WRITTEN REQUEST: Scan the material below for the string "الفصل", and copy every line where it shows up.

DATA LISTING:
= = = = = = =
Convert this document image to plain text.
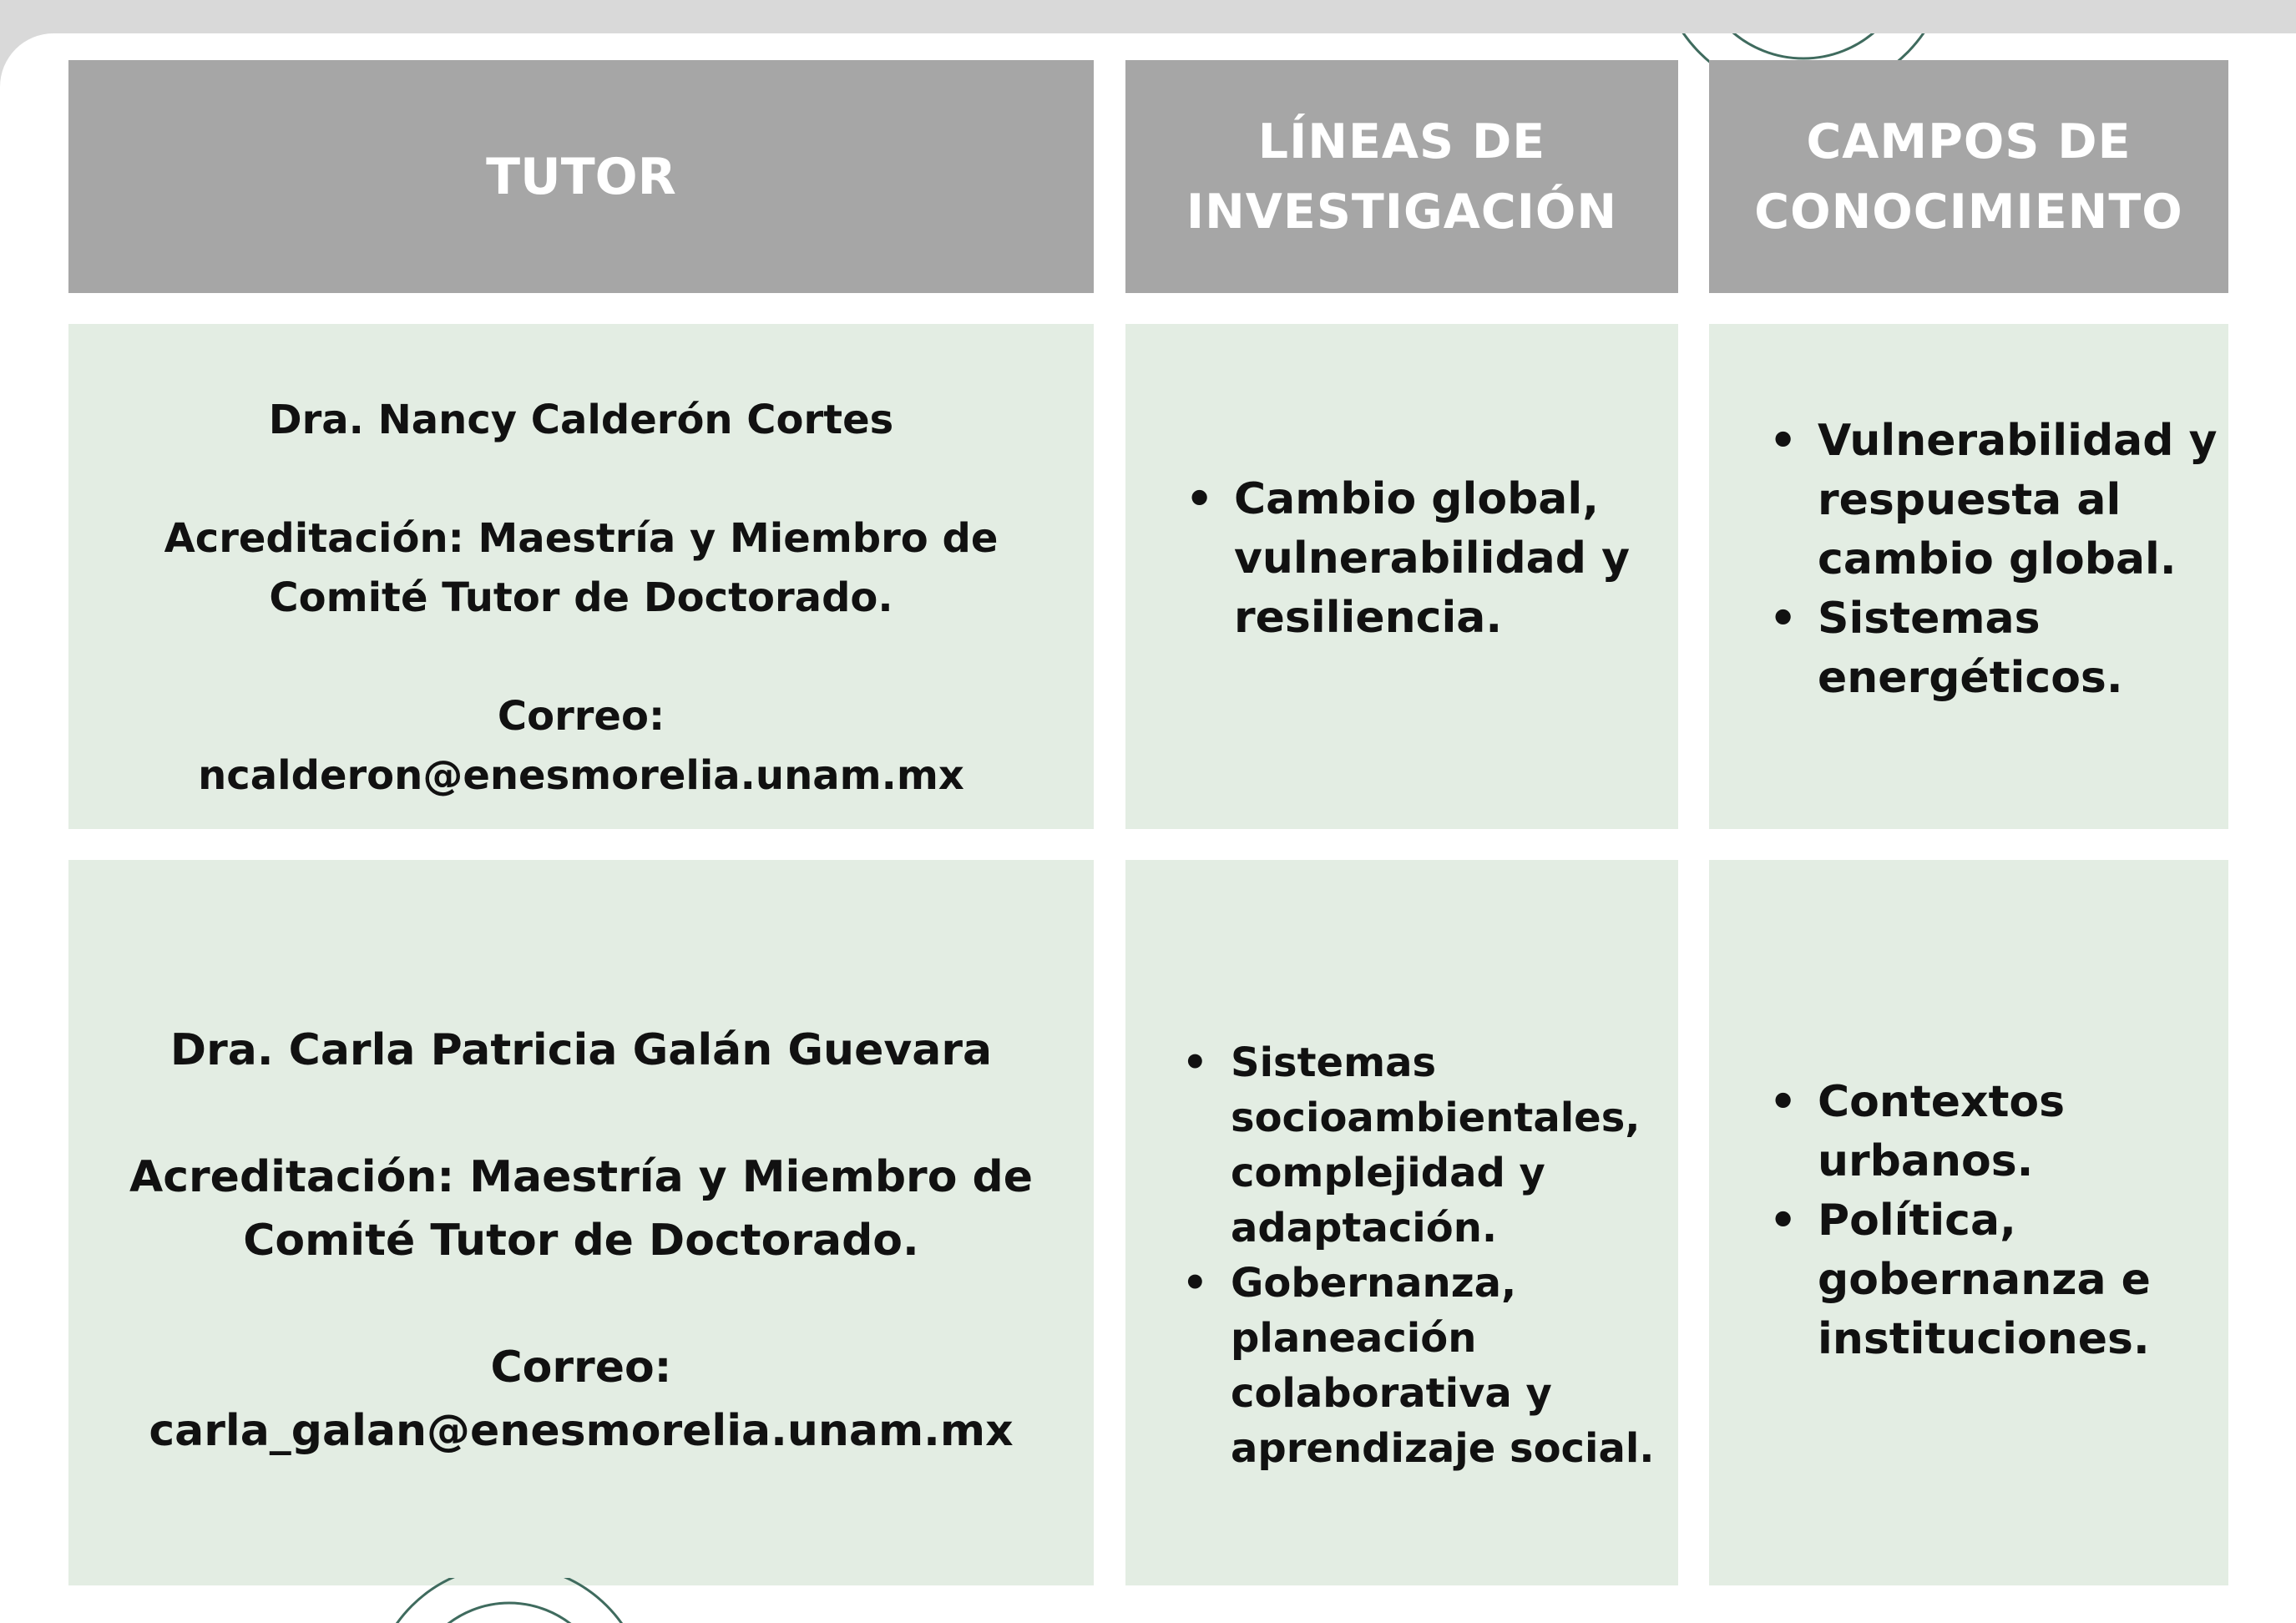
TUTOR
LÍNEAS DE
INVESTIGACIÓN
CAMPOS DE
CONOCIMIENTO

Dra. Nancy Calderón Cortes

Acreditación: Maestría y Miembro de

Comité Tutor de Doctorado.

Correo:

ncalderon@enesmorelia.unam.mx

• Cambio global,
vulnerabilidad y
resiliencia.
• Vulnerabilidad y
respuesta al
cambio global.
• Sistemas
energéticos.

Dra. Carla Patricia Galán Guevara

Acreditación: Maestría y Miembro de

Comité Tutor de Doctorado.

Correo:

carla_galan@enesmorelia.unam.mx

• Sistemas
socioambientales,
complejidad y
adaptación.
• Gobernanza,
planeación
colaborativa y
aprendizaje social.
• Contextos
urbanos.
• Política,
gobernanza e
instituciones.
= = = = = = =
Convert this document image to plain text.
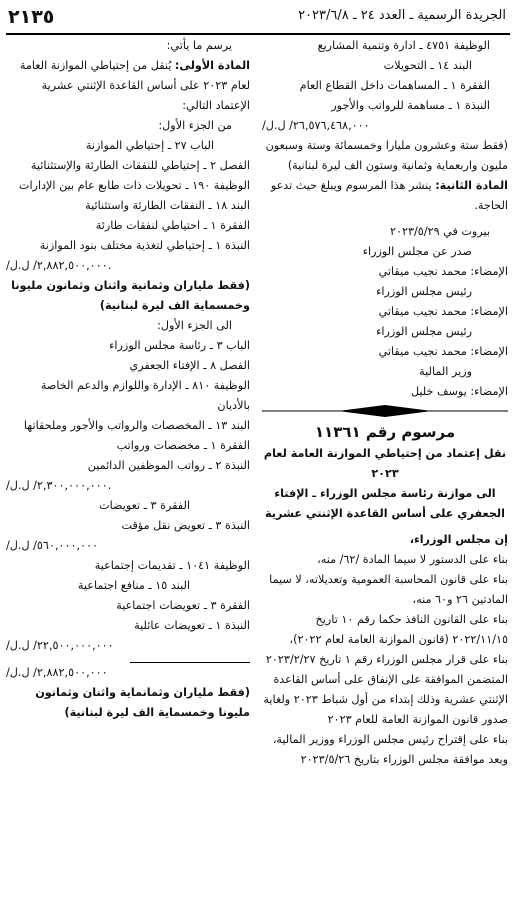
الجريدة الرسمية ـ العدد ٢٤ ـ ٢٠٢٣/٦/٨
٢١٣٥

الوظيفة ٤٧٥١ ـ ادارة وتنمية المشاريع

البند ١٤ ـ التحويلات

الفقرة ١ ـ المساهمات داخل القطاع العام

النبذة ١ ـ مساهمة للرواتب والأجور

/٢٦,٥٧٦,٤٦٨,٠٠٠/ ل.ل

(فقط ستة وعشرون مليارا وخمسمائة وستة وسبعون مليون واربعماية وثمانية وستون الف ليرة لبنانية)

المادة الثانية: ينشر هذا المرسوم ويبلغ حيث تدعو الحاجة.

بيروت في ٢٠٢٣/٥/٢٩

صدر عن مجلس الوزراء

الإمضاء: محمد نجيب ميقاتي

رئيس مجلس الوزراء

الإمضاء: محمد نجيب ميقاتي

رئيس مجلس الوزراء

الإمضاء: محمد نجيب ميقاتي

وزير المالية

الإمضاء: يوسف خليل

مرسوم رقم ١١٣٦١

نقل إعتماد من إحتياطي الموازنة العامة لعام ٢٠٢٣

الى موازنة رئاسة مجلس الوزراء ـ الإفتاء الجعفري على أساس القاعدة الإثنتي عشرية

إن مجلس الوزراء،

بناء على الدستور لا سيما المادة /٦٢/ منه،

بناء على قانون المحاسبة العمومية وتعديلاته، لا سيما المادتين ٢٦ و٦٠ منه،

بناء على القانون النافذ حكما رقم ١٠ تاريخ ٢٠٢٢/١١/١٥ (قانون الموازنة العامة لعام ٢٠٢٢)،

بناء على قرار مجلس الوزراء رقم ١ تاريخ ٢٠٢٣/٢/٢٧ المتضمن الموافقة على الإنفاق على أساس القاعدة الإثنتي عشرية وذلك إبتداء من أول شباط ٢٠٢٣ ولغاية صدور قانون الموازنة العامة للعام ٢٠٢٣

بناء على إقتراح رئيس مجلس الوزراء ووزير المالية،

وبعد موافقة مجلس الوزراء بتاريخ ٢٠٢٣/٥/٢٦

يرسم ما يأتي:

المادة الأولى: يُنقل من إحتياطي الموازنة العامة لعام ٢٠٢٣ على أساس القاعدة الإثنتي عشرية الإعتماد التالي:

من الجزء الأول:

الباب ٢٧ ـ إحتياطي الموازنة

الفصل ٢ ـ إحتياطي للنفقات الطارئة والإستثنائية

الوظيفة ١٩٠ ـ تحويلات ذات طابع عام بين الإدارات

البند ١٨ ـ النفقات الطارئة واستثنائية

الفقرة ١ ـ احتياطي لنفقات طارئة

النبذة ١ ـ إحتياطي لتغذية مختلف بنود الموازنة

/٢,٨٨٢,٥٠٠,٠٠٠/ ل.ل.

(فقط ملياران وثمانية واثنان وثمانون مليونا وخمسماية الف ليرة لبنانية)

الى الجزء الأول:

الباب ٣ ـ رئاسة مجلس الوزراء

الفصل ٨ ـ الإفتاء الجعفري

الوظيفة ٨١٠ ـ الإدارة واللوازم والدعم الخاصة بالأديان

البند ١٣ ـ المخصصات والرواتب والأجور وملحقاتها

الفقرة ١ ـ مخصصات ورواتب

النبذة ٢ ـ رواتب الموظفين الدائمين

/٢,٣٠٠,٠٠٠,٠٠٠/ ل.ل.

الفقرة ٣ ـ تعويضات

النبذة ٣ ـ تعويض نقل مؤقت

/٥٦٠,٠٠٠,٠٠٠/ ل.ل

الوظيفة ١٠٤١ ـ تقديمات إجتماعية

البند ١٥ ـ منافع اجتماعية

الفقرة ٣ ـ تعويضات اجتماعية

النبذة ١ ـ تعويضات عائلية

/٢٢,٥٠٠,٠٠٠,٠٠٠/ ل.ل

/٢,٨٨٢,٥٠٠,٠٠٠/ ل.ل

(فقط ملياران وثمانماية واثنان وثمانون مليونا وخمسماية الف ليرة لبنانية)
= = = = = = =
TASK OUTPUT:
الفصل ٢ ـ إحتياطي للنفقات الطارئة والإستثنائية
الفصل ٨ ـ الإفتاء الجعفري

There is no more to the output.